**Excerpted records:**

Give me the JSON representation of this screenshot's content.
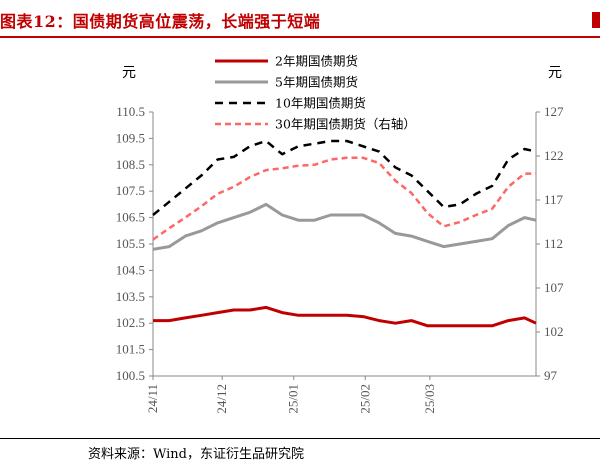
{
  "figure": {
    "title": "图表12：国债期货高位震荡，长端强于短端",
    "source": "资料来源：Wind，东证衍生品研究院",
    "left_unit": "元",
    "right_unit": "元"
  },
  "chart_data": {
    "type": "line",
    "title": "图表12：国债期货高位震荡，长端强于短端",
    "xlabel": "",
    "ylabel": "元",
    "y2label": "元",
    "x_tick_labels": [
      "24/11",
      "24/12",
      "25/01",
      "25/02",
      "25/03"
    ],
    "y_ticks": [
      "100.5",
      "101.5",
      "102.5",
      "103.5",
      "104.5",
      "105.5",
      "106.5",
      "107.5",
      "108.5",
      "109.5",
      "110.5"
    ],
    "y2_ticks": [
      "97",
      "102",
      "107",
      "112",
      "117",
      "122",
      "127"
    ],
    "ylim": [
      100.5,
      110.5
    ],
    "y2lim": [
      97,
      127
    ],
    "grid": false,
    "legend_position": "top",
    "x": [
      "2024-11-01",
      "2024-11-08",
      "2024-11-15",
      "2024-11-22",
      "2024-11-29",
      "2024-12-06",
      "2024-12-13",
      "2024-12-20",
      "2024-12-27",
      "2025-01-03",
      "2025-01-10",
      "2025-01-17",
      "2025-01-24",
      "2025-01-31",
      "2025-02-07",
      "2025-02-14",
      "2025-02-21",
      "2025-02-28",
      "2025-03-07",
      "2025-03-14",
      "2025-03-21",
      "2025-03-28",
      "2025-04-04",
      "2025-04-11",
      "2025-04-16"
    ],
    "series": [
      {
        "name": "2年期国债期货",
        "axis": "left",
        "color": "#c00000",
        "dash": "solid",
        "width": 3,
        "values": [
          102.6,
          102.6,
          102.7,
          102.8,
          102.9,
          103.0,
          103.0,
          103.1,
          102.9,
          102.8,
          102.8,
          102.8,
          102.8,
          102.75,
          102.6,
          102.5,
          102.6,
          102.4,
          102.4,
          102.4,
          102.4,
          102.4,
          102.6,
          102.7,
          102.5
        ]
      },
      {
        "name": "5年期国债期货",
        "axis": "left",
        "color": "#999999",
        "dash": "solid",
        "width": 3,
        "values": [
          105.3,
          105.4,
          105.8,
          106.0,
          106.3,
          106.5,
          106.7,
          107.0,
          106.6,
          106.4,
          106.4,
          106.6,
          106.6,
          106.6,
          106.3,
          105.9,
          105.8,
          105.6,
          105.4,
          105.5,
          105.6,
          105.7,
          106.2,
          106.5,
          106.4
        ]
      },
      {
        "name": "10年期国债期货",
        "axis": "left",
        "color": "#000000",
        "dash": "8,6",
        "width": 2.5,
        "values": [
          106.6,
          107.1,
          107.6,
          108.1,
          108.7,
          108.8,
          109.2,
          109.4,
          108.9,
          109.2,
          109.3,
          109.4,
          109.4,
          109.2,
          109.0,
          108.4,
          108.1,
          107.5,
          106.9,
          107.0,
          107.4,
          107.7,
          108.7,
          109.1,
          109.0
        ]
      },
      {
        "name": "30年期国债期货（右轴）",
        "axis": "right",
        "color": "#ff6666",
        "dash": "6,4",
        "width": 2.5,
        "values": [
          112.5,
          113.8,
          115.0,
          116.3,
          117.7,
          118.5,
          119.6,
          120.4,
          120.6,
          120.9,
          121.0,
          121.6,
          121.8,
          121.8,
          121.2,
          119.2,
          117.8,
          115.5,
          114.0,
          114.5,
          115.3,
          116.0,
          118.5,
          120.0,
          120.0
        ]
      }
    ]
  }
}
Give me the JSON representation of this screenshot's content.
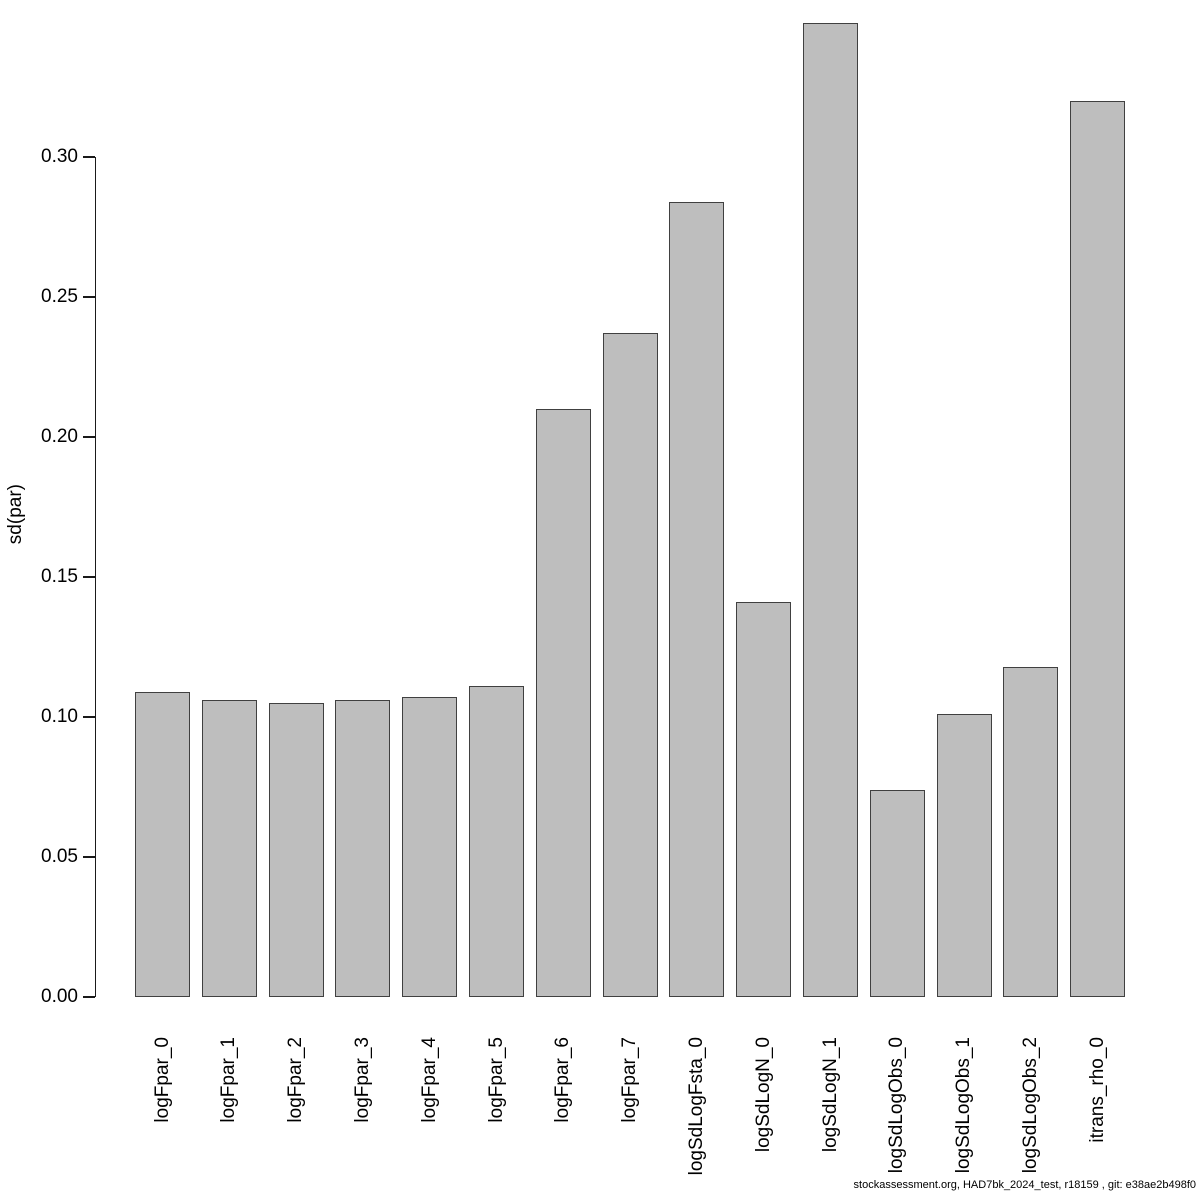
{
  "chart_data": {
    "type": "bar",
    "title": "",
    "xlabel": "",
    "ylabel": "sd(par)",
    "categories": [
      "logFpar_0",
      "logFpar_1",
      "logFpar_2",
      "logFpar_3",
      "logFpar_4",
      "logFpar_5",
      "logFpar_6",
      "logFpar_7",
      "logSdLogFsta_0",
      "logSdLogN_0",
      "logSdLogN_1",
      "logSdLogObs_0",
      "logSdLogObs_1",
      "logSdLogObs_2",
      "itrans_rho_0"
    ],
    "values": [
      0.109,
      0.106,
      0.105,
      0.106,
      0.107,
      0.111,
      0.21,
      0.237,
      0.284,
      0.141,
      0.348,
      0.074,
      0.101,
      0.118,
      0.32
    ],
    "ylim": [
      0,
      0.362
    ],
    "yticks": [
      "0.00",
      "0.05",
      "0.10",
      "0.15",
      "0.20",
      "0.25",
      "0.30"
    ],
    "grid": false,
    "legend_position": "none",
    "bar_fill_color": "#bebebe",
    "bar_border_color": "#404040",
    "axis_color": "#1a1a1a",
    "text_color": "#000000"
  },
  "footer": {
    "text": "stockassessment.org, HAD7bk_2024_test, r18159 , git: e38ae2b498f0"
  }
}
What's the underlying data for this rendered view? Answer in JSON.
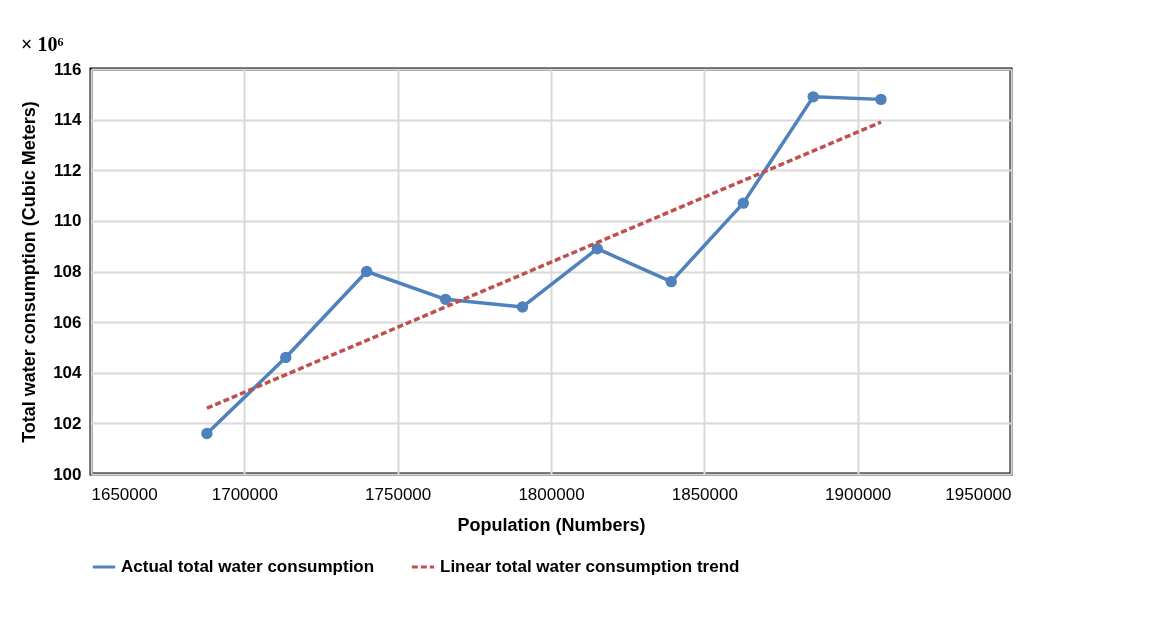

**Exercise goal:** Repeat the data above exactly, but not the pictures.

**Solution to this exercise:**
Give me the JSON representation of this screenshot's content.
{
  "figure": {
    "title": "图表12：国债期货高位震荡，长端强于短端",
    "source": "资料来源：Wind，东证衍生品研究院",
    "left_unit": "元",
    "right_unit": "元"
  },
  "chart_data": {
    "type": "line",
    "title": "图表12：国债期货高位震荡，长端强于短端",
    "xlabel": "",
    "ylabel": "元",
    "y2label": "元",
    "x_tick_labels": [
      "24/11",
      "24/12",
      "25/01",
      "25/02",
      "25/03"
    ],
    "y_ticks": [
      "100.5",
      "101.5",
      "102.5",
      "103.5",
      "104.5",
      "105.5",
      "106.5",
      "107.5",
      "108.5",
      "109.5",
      "110.5"
    ],
    "y2_ticks": [
      "97",
      "102",
      "107",
      "112",
      "117",
      "122",
      "127"
    ],
    "ylim": [
      100.5,
      110.5
    ],
    "y2lim": [
      97,
      127
    ],
    "grid": false,
    "legend_position": "top",
    "x": [
      "2024-11-01",
      "2024-11-08",
      "2024-11-15",
      "2024-11-22",
      "2024-11-29",
      "2024-12-06",
      "2024-12-13",
      "2024-12-20",
      "2024-12-27",
      "2025-01-03",
      "2025-01-10",
      "2025-01-17",
      "2025-01-24",
      "2025-01-31",
      "2025-02-07",
      "2025-02-14",
      "2025-02-21",
      "2025-02-28",
      "2025-03-07",
      "2025-03-14",
      "2025-03-21",
      "2025-03-28",
      "2025-04-04",
      "2025-04-11",
      "2025-04-16"
    ],
    "series": [
      {
        "name": "2年期国债期货",
        "axis": "left",
        "color": "#c00000",
        "dash": "solid",
        "width": 3,
        "values": [
          102.6,
          102.6,
          102.7,
          102.8,
          102.9,
          103.0,
          103.0,
          103.1,
          102.9,
          102.8,
          102.8,
          102.8,
          102.8,
          102.75,
          102.6,
          102.5,
          102.6,
          102.4,
          102.4,
          102.4,
          102.4,
          102.4,
          102.6,
          102.7,
          102.5
        ]
      },
      {
        "name": "5年期国债期货",
        "axis": "left",
        "color": "#999999",
        "dash": "solid",
        "width": 3,
        "values": [
          105.3,
          105.4,
          105.8,
          106.0,
          106.3,
          106.5,
          106.7,
          107.0,
          106.6,
          106.4,
          106.4,
          106.6,
          106.6,
          106.6,
          106.3,
          105.9,
          105.8,
          105.6,
          105.4,
          105.5,
          105.6,
          105.7,
          106.2,
          106.5,
          106.4
        ]
      },
      {
        "name": "10年期国债期货",
        "axis": "left",
        "color": "#000000",
        "dash": "8,6",
        "width": 2.5,
        "values": [
          106.6,
          107.1,
          107.6,
          108.1,
          108.7,
          108.8,
          109.2,
          109.4,
          108.9,
          109.2,
          109.3,
          109.4,
          109.4,
          109.2,
          109.0,
          108.4,
          108.1,
          107.5,
          106.9,
          107.0,
          107.4,
          107.7,
          108.7,
          109.1,
          109.0
        ]
      },
      {
        "name": "30年期国债期货（右轴）",
        "axis": "right",
        "color": "#ff6666",
        "dash": "6,4",
        "width": 2.5,
        "values": [
          112.5,
          113.8,
          115.0,
          116.3,
          117.7,
          118.5,
          119.6,
          120.4,
          120.6,
          120.9,
          121.0,
          121.6,
          121.8,
          121.8,
          121.2,
          119.2,
          117.8,
          115.5,
          114.0,
          114.5,
          115.3,
          116.0,
          118.5,
          120.0,
          120.0
        ]
      }
    ]
  }
}
Give me the JSON representation of this screenshot's content.
{
  "chart_data": {
    "type": "bar",
    "title": "",
    "xlabel": "",
    "ylabel": "sd(par)",
    "categories": [
      "logFpar_0",
      "logFpar_1",
      "logFpar_2",
      "logFpar_3",
      "logFpar_4",
      "logFpar_5",
      "logFpar_6",
      "logFpar_7",
      "logSdLogFsta_0",
      "logSdLogN_0",
      "logSdLogN_1",
      "logSdLogObs_0",
      "logSdLogObs_1",
      "logSdLogObs_2",
      "itrans_rho_0"
    ],
    "values": [
      0.109,
      0.106,
      0.105,
      0.106,
      0.107,
      0.111,
      0.21,
      0.237,
      0.284,
      0.141,
      0.348,
      0.074,
      0.101,
      0.118,
      0.32
    ],
    "ylim": [
      0,
      0.362
    ],
    "yticks": [
      "0.00",
      "0.05",
      "0.10",
      "0.15",
      "0.20",
      "0.25",
      "0.30"
    ],
    "grid": false,
    "legend_position": "none",
    "bar_fill_color": "#bebebe",
    "bar_border_color": "#404040",
    "axis_color": "#1a1a1a",
    "text_color": "#000000"
  },
  "footer": {
    "text": "stockassessment.org, HAD7bk_2024_test, r18159 , git: e38ae2b498f0"
  }
}
What's the underlying data for this rendered view? Answer in JSON.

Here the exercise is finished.